(Chart and figure data)
* * * * * * * * *

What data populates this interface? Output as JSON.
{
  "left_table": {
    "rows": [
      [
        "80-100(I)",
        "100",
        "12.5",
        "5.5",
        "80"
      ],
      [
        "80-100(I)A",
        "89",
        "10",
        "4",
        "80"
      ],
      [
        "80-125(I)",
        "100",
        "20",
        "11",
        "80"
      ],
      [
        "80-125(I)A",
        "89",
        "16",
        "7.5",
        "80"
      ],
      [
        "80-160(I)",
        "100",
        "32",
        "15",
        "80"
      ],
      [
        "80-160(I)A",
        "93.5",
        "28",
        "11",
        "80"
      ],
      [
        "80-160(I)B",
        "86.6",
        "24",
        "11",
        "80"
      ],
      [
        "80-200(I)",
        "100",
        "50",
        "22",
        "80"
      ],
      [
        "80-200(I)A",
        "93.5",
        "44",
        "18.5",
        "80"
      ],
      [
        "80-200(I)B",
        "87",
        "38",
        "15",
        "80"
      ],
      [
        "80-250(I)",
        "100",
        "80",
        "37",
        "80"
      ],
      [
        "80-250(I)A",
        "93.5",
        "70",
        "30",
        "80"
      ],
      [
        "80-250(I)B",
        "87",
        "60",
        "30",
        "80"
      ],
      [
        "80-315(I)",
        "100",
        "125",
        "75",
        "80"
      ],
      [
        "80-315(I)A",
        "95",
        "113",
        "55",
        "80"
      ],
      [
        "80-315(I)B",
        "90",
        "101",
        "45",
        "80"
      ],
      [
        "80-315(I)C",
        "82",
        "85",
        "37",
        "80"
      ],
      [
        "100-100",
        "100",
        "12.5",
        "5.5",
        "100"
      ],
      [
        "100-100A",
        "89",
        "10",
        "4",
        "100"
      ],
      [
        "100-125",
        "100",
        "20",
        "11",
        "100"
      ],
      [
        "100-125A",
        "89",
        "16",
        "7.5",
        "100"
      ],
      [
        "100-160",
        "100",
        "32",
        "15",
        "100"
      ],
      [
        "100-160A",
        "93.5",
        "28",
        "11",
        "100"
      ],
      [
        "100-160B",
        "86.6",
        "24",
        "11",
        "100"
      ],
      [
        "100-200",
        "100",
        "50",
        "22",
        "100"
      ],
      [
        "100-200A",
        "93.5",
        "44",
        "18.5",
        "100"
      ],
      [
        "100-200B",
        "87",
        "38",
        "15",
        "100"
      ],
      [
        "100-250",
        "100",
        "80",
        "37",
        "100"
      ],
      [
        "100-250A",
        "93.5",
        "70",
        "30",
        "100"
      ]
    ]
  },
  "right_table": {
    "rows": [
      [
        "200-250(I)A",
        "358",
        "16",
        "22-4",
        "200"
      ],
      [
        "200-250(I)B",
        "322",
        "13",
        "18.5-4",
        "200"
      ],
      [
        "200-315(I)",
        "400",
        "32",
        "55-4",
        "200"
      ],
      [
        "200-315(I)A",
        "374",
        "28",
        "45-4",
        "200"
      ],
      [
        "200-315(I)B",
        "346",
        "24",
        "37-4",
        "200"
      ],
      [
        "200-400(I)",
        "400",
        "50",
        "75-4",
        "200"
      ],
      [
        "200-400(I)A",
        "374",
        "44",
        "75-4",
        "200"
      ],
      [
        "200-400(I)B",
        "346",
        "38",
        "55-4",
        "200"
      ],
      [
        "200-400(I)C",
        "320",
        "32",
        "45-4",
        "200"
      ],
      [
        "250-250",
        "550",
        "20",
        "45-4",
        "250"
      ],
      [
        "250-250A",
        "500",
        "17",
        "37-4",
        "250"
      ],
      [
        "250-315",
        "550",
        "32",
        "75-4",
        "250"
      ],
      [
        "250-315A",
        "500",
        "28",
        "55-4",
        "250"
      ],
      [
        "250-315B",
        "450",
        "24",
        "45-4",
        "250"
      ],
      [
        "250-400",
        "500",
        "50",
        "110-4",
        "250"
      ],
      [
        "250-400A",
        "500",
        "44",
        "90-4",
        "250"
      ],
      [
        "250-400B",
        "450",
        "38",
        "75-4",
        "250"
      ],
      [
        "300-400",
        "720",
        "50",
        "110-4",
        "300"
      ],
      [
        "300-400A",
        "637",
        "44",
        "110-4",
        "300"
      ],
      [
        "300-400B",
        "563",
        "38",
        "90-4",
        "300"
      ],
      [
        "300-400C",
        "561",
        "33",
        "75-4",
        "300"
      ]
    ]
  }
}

* * * * * * * * *

Write out the records shown above, exactly as they appear.

• Solution to the problem:
What data populates this interface? Output as JSON.
{
  "left_table": {
    "rows": [
      [
        "80-100(I)",
        "100",
        "12.5",
        "5.5",
        "80"
      ],
      [
        "80-100(I)A",
        "89",
        "10",
        "4",
        "80"
      ],
      [
        "80-125(I)",
        "100",
        "20",
        "11",
        "80"
      ],
      [
        "80-125(I)A",
        "89",
        "16",
        "7.5",
        "80"
      ],
      [
        "80-160(I)",
        "100",
        "32",
        "15",
        "80"
      ],
      [
        "80-160(I)A",
        "93.5",
        "28",
        "11",
        "80"
      ],
      [
        "80-160(I)B",
        "86.6",
        "24",
        "11",
        "80"
      ],
      [
        "80-200(I)",
        "100",
        "50",
        "22",
        "80"
      ],
      [
        "80-200(I)A",
        "93.5",
        "44",
        "18.5",
        "80"
      ],
      [
        "80-200(I)B",
        "87",
        "38",
        "15",
        "80"
      ],
      [
        "80-250(I)",
        "100",
        "80",
        "37",
        "80"
      ],
      [
        "80-250(I)A",
        "93.5",
        "70",
        "30",
        "80"
      ],
      [
        "80-250(I)B",
        "87",
        "60",
        "30",
        "80"
      ],
      [
        "80-315(I)",
        "100",
        "125",
        "75",
        "80"
      ],
      [
        "80-315(I)A",
        "95",
        "113",
        "55",
        "80"
      ],
      [
        "80-315(I)B",
        "90",
        "101",
        "45",
        "80"
      ],
      [
        "80-315(I)C",
        "82",
        "85",
        "37",
        "80"
      ],
      [
        "100-100",
        "100",
        "12.5",
        "5.5",
        "100"
      ],
      [
        "100-100A",
        "89",
        "10",
        "4",
        "100"
      ],
      [
        "100-125",
        "100",
        "20",
        "11",
        "100"
      ],
      [
        "100-125A",
        "89",
        "16",
        "7.5",
        "100"
      ],
      [
        "100-160",
        "100",
        "32",
        "15",
        "100"
      ],
      [
        "100-160A",
        "93.5",
        "28",
        "11",
        "100"
      ],
      [
        "100-160B",
        "86.6",
        "24",
        "11",
        "100"
      ],
      [
        "100-200",
        "100",
        "50",
        "22",
        "100"
      ],
      [
        "100-200A",
        "93.5",
        "44",
        "18.5",
        "100"
      ],
      [
        "100-200B",
        "87",
        "38",
        "15",
        "100"
      ],
      [
        "100-250",
        "100",
        "80",
        "37",
        "100"
      ],
      [
        "100-250A",
        "93.5",
        "70",
        "30",
        "100"
      ]
    ]
  },
  "right_table": {
    "rows": [
      [
        "200-250(I)A",
        "358",
        "16",
        "22-4",
        "200"
      ],
      [
        "200-250(I)B",
        "322",
        "13",
        "18.5-4",
        "200"
      ],
      [
        "200-315(I)",
        "400",
        "32",
        "55-4",
        "200"
      ],
      [
        "200-315(I)A",
        "374",
        "28",
        "45-4",
        "200"
      ],
      [
        "200-315(I)B",
        "346",
        "24",
        "37-4",
        "200"
      ],
      [
        "200-400(I)",
        "400",
        "50",
        "75-4",
        "200"
      ],
      [
        "200-400(I)A",
        "374",
        "44",
        "75-4",
        "200"
      ],
      [
        "200-400(I)B",
        "346",
        "38",
        "55-4",
        "200"
      ],
      [
        "200-400(I)C",
        "320",
        "32",
        "45-4",
        "200"
      ],
      [
        "250-250",
        "550",
        "20",
        "45-4",
        "250"
      ],
      [
        "250-250A",
        "500",
        "17",
        "37-4",
        "250"
      ],
      [
        "250-315",
        "550",
        "32",
        "75-4",
        "250"
      ],
      [
        "250-315A",
        "500",
        "28",
        "55-4",
        "250"
      ],
      [
        "250-315B",
        "450",
        "24",
        "45-4",
        "250"
      ],
      [
        "250-400",
        "500",
        "50",
        "110-4",
        "250"
      ],
      [
        "250-400A",
        "500",
        "44",
        "90-4",
        "250"
      ],
      [
        "250-400B",
        "450",
        "38",
        "75-4",
        "250"
      ],
      [
        "300-400",
        "720",
        "50",
        "110-4",
        "300"
      ],
      [
        "300-400A",
        "637",
        "44",
        "110-4",
        "300"
      ],
      [
        "300-400B",
        "563",
        "38",
        "90-4",
        "300"
      ],
      [
        "300-400C",
        "561",
        "33",
        "75-4",
        "300"
      ]
    ]
  }
}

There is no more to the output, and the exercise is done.